- REQUIRED WORK:
Can you quote the records below in full, word for word?

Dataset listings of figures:

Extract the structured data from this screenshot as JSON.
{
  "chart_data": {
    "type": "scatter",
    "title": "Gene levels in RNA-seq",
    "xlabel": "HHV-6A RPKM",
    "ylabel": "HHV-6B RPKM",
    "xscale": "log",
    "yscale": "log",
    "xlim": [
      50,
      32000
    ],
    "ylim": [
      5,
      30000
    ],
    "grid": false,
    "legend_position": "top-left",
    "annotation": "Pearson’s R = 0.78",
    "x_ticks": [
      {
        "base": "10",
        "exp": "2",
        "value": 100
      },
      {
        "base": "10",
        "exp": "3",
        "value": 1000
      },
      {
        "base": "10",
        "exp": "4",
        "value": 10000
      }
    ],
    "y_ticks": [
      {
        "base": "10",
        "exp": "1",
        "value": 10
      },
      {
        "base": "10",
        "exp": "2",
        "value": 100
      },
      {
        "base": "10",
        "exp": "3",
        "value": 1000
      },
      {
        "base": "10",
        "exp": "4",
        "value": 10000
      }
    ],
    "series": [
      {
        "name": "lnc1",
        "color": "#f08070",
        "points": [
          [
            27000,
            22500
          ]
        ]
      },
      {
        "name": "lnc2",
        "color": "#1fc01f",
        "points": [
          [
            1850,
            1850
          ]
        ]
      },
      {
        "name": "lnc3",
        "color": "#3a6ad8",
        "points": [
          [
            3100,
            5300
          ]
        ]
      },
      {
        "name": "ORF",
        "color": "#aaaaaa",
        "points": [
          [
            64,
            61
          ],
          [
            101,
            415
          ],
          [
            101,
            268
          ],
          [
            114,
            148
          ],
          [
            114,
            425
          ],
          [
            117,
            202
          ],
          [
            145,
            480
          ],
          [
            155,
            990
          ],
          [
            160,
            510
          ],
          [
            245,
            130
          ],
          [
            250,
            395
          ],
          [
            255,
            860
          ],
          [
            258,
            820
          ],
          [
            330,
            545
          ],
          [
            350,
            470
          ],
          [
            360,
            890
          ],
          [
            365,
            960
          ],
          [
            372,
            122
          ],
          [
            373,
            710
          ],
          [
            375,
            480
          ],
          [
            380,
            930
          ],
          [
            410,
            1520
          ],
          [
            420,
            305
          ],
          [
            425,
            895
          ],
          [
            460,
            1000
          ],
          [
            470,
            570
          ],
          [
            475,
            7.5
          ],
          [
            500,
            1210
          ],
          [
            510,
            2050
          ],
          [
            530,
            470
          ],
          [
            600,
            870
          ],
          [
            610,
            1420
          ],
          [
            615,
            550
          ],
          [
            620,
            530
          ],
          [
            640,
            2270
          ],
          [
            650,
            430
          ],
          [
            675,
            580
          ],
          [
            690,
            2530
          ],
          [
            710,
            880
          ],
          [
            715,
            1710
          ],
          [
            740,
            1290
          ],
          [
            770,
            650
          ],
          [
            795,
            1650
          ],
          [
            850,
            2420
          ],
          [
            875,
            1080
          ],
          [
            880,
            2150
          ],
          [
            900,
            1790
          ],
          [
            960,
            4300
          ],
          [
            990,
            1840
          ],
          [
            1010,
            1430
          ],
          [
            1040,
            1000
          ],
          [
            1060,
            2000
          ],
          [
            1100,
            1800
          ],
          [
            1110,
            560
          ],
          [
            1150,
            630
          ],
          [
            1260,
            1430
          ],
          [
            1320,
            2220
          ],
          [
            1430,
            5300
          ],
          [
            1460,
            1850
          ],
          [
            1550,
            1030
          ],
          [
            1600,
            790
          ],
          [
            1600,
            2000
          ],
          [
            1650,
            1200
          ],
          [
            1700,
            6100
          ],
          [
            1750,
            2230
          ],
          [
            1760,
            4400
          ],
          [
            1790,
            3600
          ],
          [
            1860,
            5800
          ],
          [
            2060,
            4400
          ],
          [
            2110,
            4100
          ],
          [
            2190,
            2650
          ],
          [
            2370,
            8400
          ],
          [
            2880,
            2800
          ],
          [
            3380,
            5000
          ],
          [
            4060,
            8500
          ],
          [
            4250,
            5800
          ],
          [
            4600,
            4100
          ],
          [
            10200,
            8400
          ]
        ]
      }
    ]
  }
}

- CORRECT RESULT:
Extract the structured data from this screenshot as JSON.
{
  "chart_data": {
    "type": "scatter",
    "title": "Gene levels in RNA-seq",
    "xlabel": "HHV-6A RPKM",
    "ylabel": "HHV-6B RPKM",
    "xscale": "log",
    "yscale": "log",
    "xlim": [
      50,
      32000
    ],
    "ylim": [
      5,
      30000
    ],
    "grid": false,
    "legend_position": "top-left",
    "annotation": "Pearson’s R = 0.78",
    "x_ticks": [
      {
        "base": "10",
        "exp": "2",
        "value": 100
      },
      {
        "base": "10",
        "exp": "3",
        "value": 1000
      },
      {
        "base": "10",
        "exp": "4",
        "value": 10000
      }
    ],
    "y_ticks": [
      {
        "base": "10",
        "exp": "1",
        "value": 10
      },
      {
        "base": "10",
        "exp": "2",
        "value": 100
      },
      {
        "base": "10",
        "exp": "3",
        "value": 1000
      },
      {
        "base": "10",
        "exp": "4",
        "value": 10000
      }
    ],
    "series": [
      {
        "name": "lnc1",
        "color": "#f08070",
        "points": [
          [
            27000,
            22500
          ]
        ]
      },
      {
        "name": "lnc2",
        "color": "#1fc01f",
        "points": [
          [
            1850,
            1850
          ]
        ]
      },
      {
        "name": "lnc3",
        "color": "#3a6ad8",
        "points": [
          [
            3100,
            5300
          ]
        ]
      },
      {
        "name": "ORF",
        "color": "#aaaaaa",
        "points": [
          [
            64,
            61
          ],
          [
            101,
            415
          ],
          [
            101,
            268
          ],
          [
            114,
            148
          ],
          [
            114,
            425
          ],
          [
            117,
            202
          ],
          [
            145,
            480
          ],
          [
            155,
            990
          ],
          [
            160,
            510
          ],
          [
            245,
            130
          ],
          [
            250,
            395
          ],
          [
            255,
            860
          ],
          [
            258,
            820
          ],
          [
            330,
            545
          ],
          [
            350,
            470
          ],
          [
            360,
            890
          ],
          [
            365,
            960
          ],
          [
            372,
            122
          ],
          [
            373,
            710
          ],
          [
            375,
            480
          ],
          [
            380,
            930
          ],
          [
            410,
            1520
          ],
          [
            420,
            305
          ],
          [
            425,
            895
          ],
          [
            460,
            1000
          ],
          [
            470,
            570
          ],
          [
            475,
            7.5
          ],
          [
            500,
            1210
          ],
          [
            510,
            2050
          ],
          [
            530,
            470
          ],
          [
            600,
            870
          ],
          [
            610,
            1420
          ],
          [
            615,
            550
          ],
          [
            620,
            530
          ],
          [
            640,
            2270
          ],
          [
            650,
            430
          ],
          [
            675,
            580
          ],
          [
            690,
            2530
          ],
          [
            710,
            880
          ],
          [
            715,
            1710
          ],
          [
            740,
            1290
          ],
          [
            770,
            650
          ],
          [
            795,
            1650
          ],
          [
            850,
            2420
          ],
          [
            875,
            1080
          ],
          [
            880,
            2150
          ],
          [
            900,
            1790
          ],
          [
            960,
            4300
          ],
          [
            990,
            1840
          ],
          [
            1010,
            1430
          ],
          [
            1040,
            1000
          ],
          [
            1060,
            2000
          ],
          [
            1100,
            1800
          ],
          [
            1110,
            560
          ],
          [
            1150,
            630
          ],
          [
            1260,
            1430
          ],
          [
            1320,
            2220
          ],
          [
            1430,
            5300
          ],
          [
            1460,
            1850
          ],
          [
            1550,
            1030
          ],
          [
            1600,
            790
          ],
          [
            1600,
            2000
          ],
          [
            1650,
            1200
          ],
          [
            1700,
            6100
          ],
          [
            1750,
            2230
          ],
          [
            1760,
            4400
          ],
          [
            1790,
            3600
          ],
          [
            1860,
            5800
          ],
          [
            2060,
            4400
          ],
          [
            2110,
            4100
          ],
          [
            2190,
            2650
          ],
          [
            2370,
            8400
          ],
          [
            2880,
            2800
          ],
          [
            3380,
            5000
          ],
          [
            4060,
            8500
          ],
          [
            4250,
            5800
          ],
          [
            4600,
            4100
          ],
          [
            10200,
            8400
          ]
        ]
      }
    ]
  }
}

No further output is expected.